Task objective: Reproduce the entries word for word, and omit any picture you find in them.

Dataset rows:
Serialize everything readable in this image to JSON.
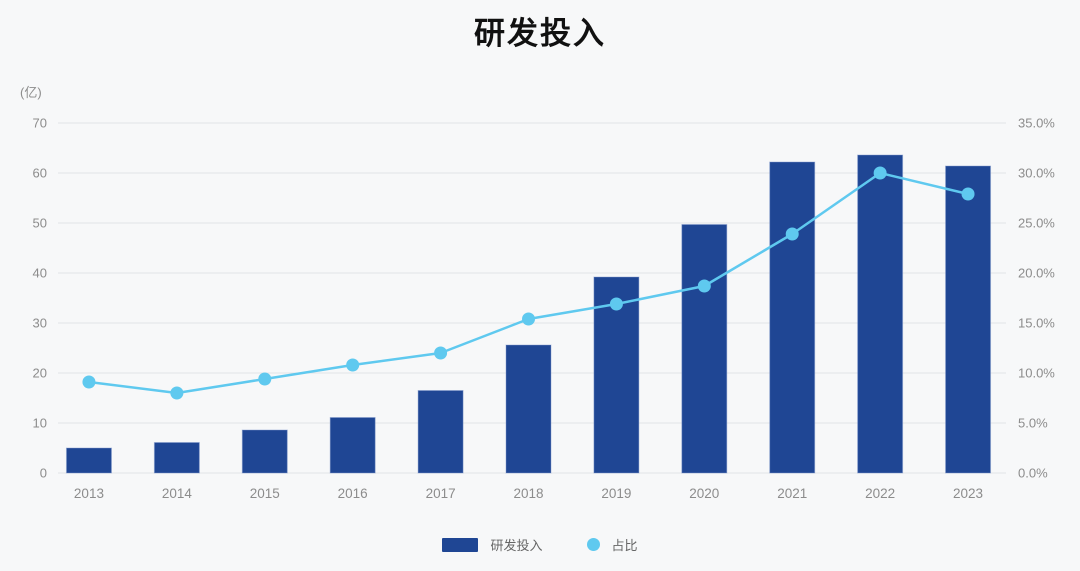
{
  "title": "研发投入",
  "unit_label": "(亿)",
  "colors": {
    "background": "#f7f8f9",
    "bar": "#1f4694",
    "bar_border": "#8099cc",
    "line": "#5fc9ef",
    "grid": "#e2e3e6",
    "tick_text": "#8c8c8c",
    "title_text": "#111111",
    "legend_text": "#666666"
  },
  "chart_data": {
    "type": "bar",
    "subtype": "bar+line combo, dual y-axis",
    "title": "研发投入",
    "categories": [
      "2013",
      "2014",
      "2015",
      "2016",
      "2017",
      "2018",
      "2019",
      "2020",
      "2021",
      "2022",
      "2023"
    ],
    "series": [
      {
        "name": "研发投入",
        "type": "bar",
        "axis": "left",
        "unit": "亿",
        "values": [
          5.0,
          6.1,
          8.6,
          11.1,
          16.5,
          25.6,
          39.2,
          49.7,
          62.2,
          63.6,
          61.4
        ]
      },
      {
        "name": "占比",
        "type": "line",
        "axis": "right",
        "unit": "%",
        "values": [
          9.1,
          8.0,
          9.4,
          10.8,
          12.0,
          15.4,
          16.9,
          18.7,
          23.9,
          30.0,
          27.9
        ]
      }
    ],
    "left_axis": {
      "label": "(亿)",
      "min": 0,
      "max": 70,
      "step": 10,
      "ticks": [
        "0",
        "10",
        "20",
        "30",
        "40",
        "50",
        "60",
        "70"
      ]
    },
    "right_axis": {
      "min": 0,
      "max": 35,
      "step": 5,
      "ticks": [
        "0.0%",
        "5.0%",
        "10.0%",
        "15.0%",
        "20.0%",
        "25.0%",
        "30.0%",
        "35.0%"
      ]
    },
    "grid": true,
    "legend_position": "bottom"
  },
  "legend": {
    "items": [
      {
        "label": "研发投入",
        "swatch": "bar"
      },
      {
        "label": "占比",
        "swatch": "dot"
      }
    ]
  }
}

Result:
Serialize everything readable in this image to JSON.
{
  "title": "研发投入",
  "unit_label": "(亿)",
  "colors": {
    "background": "#f7f8f9",
    "bar": "#1f4694",
    "bar_border": "#8099cc",
    "line": "#5fc9ef",
    "grid": "#e2e3e6",
    "tick_text": "#8c8c8c",
    "title_text": "#111111",
    "legend_text": "#666666"
  },
  "chart_data": {
    "type": "bar",
    "subtype": "bar+line combo, dual y-axis",
    "title": "研发投入",
    "categories": [
      "2013",
      "2014",
      "2015",
      "2016",
      "2017",
      "2018",
      "2019",
      "2020",
      "2021",
      "2022",
      "2023"
    ],
    "series": [
      {
        "name": "研发投入",
        "type": "bar",
        "axis": "left",
        "unit": "亿",
        "values": [
          5.0,
          6.1,
          8.6,
          11.1,
          16.5,
          25.6,
          39.2,
          49.7,
          62.2,
          63.6,
          61.4
        ]
      },
      {
        "name": "占比",
        "type": "line",
        "axis": "right",
        "unit": "%",
        "values": [
          9.1,
          8.0,
          9.4,
          10.8,
          12.0,
          15.4,
          16.9,
          18.7,
          23.9,
          30.0,
          27.9
        ]
      }
    ],
    "left_axis": {
      "label": "(亿)",
      "min": 0,
      "max": 70,
      "step": 10,
      "ticks": [
        "0",
        "10",
        "20",
        "30",
        "40",
        "50",
        "60",
        "70"
      ]
    },
    "right_axis": {
      "min": 0,
      "max": 35,
      "step": 5,
      "ticks": [
        "0.0%",
        "5.0%",
        "10.0%",
        "15.0%",
        "20.0%",
        "25.0%",
        "30.0%",
        "35.0%"
      ]
    },
    "grid": true,
    "legend_position": "bottom"
  },
  "legend": {
    "items": [
      {
        "label": "研发投入",
        "swatch": "bar"
      },
      {
        "label": "占比",
        "swatch": "dot"
      }
    ]
  }
}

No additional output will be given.